------ Task data ------
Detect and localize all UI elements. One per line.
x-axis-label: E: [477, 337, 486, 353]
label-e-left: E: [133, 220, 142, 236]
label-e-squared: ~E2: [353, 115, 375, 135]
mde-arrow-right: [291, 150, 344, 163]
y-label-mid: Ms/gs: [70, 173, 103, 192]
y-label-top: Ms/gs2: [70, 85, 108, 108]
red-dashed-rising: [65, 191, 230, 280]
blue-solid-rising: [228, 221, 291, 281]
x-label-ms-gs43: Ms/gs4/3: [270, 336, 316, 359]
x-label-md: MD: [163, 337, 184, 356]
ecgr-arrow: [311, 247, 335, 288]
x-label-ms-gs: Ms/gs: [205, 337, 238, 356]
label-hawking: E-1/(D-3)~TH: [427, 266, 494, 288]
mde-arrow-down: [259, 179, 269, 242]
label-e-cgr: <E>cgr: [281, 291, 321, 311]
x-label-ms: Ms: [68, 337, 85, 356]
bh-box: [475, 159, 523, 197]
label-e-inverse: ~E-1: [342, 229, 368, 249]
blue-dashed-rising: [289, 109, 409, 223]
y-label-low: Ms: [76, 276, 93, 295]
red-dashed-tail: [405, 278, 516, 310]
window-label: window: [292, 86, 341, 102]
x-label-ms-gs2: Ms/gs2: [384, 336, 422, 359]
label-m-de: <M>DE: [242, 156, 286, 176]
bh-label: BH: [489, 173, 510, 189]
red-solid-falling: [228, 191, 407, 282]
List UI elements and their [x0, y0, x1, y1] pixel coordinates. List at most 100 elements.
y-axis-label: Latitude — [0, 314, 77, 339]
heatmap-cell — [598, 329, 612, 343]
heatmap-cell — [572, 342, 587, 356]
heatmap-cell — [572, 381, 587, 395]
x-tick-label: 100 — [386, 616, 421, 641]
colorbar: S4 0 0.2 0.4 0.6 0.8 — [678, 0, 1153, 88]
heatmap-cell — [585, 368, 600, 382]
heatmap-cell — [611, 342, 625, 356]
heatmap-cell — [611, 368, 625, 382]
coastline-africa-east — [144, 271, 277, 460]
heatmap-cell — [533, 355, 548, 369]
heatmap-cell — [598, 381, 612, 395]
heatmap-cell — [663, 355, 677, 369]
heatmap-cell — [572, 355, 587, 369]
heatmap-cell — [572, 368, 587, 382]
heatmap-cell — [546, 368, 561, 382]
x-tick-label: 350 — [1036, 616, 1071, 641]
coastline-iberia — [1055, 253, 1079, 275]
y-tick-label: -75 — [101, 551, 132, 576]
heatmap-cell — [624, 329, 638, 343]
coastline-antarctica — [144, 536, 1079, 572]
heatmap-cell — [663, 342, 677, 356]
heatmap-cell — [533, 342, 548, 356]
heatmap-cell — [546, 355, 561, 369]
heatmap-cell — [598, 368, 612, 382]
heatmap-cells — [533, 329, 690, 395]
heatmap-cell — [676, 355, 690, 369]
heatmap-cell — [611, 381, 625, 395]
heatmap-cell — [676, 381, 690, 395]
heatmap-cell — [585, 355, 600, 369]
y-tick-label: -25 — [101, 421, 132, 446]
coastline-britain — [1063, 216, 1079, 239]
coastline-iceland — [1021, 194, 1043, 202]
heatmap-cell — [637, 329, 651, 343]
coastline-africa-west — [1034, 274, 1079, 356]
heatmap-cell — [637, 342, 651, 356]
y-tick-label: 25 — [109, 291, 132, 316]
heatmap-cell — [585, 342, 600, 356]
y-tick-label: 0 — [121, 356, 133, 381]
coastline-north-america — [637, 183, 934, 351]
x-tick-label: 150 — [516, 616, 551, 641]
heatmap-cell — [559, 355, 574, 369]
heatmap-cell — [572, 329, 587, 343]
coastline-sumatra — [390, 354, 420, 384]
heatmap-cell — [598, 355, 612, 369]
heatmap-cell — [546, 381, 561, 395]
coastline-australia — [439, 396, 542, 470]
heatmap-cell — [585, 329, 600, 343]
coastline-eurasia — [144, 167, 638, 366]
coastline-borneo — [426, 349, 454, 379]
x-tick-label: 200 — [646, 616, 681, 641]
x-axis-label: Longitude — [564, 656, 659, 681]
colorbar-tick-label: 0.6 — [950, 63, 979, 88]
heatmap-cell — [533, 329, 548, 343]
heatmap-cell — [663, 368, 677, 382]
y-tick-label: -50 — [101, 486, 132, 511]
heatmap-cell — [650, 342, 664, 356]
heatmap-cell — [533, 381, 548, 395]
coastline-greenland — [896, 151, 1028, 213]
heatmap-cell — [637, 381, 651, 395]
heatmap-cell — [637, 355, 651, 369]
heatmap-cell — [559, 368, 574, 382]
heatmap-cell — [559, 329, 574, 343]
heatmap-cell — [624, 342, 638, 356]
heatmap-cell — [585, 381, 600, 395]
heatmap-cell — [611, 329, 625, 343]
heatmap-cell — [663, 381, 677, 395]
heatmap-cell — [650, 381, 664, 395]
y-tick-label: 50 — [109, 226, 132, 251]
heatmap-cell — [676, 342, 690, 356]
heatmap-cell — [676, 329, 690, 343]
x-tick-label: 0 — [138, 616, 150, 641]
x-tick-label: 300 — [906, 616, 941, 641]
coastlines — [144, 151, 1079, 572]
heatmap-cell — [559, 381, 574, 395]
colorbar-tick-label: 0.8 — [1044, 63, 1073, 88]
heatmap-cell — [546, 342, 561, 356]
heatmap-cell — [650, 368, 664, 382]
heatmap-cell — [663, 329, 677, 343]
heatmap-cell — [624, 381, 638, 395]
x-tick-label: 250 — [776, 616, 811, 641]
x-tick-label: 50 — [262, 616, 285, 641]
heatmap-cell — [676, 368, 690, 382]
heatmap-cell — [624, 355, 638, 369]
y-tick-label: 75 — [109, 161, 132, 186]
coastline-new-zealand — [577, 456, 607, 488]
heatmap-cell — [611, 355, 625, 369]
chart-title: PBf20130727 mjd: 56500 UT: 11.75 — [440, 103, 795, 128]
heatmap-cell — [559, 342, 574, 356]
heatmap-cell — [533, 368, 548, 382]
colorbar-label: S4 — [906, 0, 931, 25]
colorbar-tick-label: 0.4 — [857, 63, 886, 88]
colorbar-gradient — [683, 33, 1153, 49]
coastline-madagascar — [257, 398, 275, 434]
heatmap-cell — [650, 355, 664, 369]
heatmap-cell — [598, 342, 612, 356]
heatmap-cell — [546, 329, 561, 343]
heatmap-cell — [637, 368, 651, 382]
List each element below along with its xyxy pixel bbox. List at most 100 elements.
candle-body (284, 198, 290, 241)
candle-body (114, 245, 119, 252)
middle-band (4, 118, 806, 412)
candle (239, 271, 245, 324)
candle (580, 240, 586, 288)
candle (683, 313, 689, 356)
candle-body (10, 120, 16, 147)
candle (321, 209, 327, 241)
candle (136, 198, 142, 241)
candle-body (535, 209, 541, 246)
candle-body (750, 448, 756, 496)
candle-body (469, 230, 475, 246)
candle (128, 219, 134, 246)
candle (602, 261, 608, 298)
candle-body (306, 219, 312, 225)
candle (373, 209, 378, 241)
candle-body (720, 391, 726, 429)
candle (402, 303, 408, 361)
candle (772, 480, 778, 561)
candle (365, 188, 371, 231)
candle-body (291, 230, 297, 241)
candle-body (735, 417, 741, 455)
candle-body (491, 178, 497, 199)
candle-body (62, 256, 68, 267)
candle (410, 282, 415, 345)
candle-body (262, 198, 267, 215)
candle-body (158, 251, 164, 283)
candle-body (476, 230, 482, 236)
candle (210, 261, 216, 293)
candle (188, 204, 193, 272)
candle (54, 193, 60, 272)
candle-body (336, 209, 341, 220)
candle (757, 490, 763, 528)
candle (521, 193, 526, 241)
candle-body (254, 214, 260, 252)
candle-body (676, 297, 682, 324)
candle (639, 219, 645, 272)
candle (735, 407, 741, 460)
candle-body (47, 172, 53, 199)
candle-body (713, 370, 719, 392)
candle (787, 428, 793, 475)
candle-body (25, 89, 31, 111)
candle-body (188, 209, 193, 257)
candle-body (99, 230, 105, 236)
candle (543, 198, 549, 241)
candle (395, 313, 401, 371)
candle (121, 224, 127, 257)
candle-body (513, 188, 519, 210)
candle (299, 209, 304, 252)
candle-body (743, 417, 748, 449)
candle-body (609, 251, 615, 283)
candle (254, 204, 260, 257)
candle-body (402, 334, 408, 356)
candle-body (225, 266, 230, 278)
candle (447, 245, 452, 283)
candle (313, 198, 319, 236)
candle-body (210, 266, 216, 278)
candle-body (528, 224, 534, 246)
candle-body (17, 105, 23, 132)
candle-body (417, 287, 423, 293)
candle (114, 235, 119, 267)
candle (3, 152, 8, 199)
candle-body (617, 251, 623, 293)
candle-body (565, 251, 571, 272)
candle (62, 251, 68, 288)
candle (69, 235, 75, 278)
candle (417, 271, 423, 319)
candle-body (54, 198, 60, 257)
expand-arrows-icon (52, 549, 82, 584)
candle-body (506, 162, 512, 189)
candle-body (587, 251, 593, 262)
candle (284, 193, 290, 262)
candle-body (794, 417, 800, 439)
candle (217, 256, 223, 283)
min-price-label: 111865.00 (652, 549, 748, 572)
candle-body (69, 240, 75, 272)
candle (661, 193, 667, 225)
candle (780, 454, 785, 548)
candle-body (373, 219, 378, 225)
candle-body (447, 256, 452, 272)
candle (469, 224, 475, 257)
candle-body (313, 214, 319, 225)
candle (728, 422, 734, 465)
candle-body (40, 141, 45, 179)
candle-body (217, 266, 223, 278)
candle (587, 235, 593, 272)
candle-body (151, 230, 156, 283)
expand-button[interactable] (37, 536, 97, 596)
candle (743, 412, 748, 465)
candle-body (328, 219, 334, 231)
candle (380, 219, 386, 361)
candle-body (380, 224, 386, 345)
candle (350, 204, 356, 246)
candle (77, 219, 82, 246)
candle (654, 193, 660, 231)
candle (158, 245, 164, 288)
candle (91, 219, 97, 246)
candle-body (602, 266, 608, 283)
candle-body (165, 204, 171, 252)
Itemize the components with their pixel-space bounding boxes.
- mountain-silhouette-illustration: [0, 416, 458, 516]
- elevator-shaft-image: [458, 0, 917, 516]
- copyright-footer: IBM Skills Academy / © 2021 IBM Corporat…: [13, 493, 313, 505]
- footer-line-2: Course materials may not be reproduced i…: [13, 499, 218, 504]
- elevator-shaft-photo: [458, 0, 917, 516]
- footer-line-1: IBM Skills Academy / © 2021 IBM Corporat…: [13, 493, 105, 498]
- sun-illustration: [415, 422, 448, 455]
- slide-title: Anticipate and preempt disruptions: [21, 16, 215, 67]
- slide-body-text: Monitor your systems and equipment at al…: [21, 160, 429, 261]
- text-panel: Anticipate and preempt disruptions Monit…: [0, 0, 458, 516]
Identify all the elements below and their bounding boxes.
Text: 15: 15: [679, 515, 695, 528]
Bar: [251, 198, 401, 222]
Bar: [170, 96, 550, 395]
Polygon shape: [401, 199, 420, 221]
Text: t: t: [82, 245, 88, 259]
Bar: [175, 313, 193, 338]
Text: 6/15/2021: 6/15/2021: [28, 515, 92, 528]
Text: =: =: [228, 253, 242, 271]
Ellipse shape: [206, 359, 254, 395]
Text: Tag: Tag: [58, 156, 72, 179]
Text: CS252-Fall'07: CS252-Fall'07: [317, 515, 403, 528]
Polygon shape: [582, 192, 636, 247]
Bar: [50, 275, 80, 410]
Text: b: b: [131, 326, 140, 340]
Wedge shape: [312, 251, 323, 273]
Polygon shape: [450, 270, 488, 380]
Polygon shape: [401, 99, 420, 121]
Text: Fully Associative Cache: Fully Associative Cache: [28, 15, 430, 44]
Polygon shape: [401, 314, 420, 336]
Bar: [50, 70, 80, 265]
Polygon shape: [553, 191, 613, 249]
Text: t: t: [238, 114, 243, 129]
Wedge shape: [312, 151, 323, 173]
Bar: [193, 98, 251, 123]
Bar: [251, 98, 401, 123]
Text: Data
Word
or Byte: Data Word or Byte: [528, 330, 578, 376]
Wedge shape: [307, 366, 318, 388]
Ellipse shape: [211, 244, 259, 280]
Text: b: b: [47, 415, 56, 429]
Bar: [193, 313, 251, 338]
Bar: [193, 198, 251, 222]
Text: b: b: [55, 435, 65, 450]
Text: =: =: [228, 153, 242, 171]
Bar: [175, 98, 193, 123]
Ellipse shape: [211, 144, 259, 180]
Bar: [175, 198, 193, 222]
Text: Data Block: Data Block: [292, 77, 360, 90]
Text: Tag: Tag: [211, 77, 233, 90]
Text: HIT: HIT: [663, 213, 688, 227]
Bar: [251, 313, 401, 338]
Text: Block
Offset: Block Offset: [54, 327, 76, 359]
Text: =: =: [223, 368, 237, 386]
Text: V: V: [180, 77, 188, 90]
------
→ Exercise brief
Please quote the entries from their first line through the line containing "bh-box: [475, 159, 523, 197]", with both of those lines included.

→ Result for this task
Detect and localize all UI elements. One per line.
x-axis-label: E: [477, 337, 486, 353]
label-e-left: E: [133, 220, 142, 236]
label-e-squared: ~E2: [353, 115, 375, 135]
mde-arrow-right: [291, 150, 344, 163]
y-label-mid: Ms/gs: [70, 173, 103, 192]
y-label-top: Ms/gs2: [70, 85, 108, 108]
red-dashed-rising: [65, 191, 230, 280]
blue-solid-rising: [228, 221, 291, 281]
x-label-ms-gs43: Ms/gs4/3: [270, 336, 316, 359]
x-label-md: MD: [163, 337, 184, 356]
ecgr-arrow: [311, 247, 335, 288]
x-label-ms-gs: Ms/gs: [205, 337, 238, 356]
label-hawking: E-1/(D-3)~TH: [427, 266, 494, 288]
mde-arrow-down: [259, 179, 269, 242]
label-e-cgr: <E>cgr: [281, 291, 321, 311]
x-label-ms: Ms: [68, 337, 85, 356]
bh-box: [475, 159, 523, 197]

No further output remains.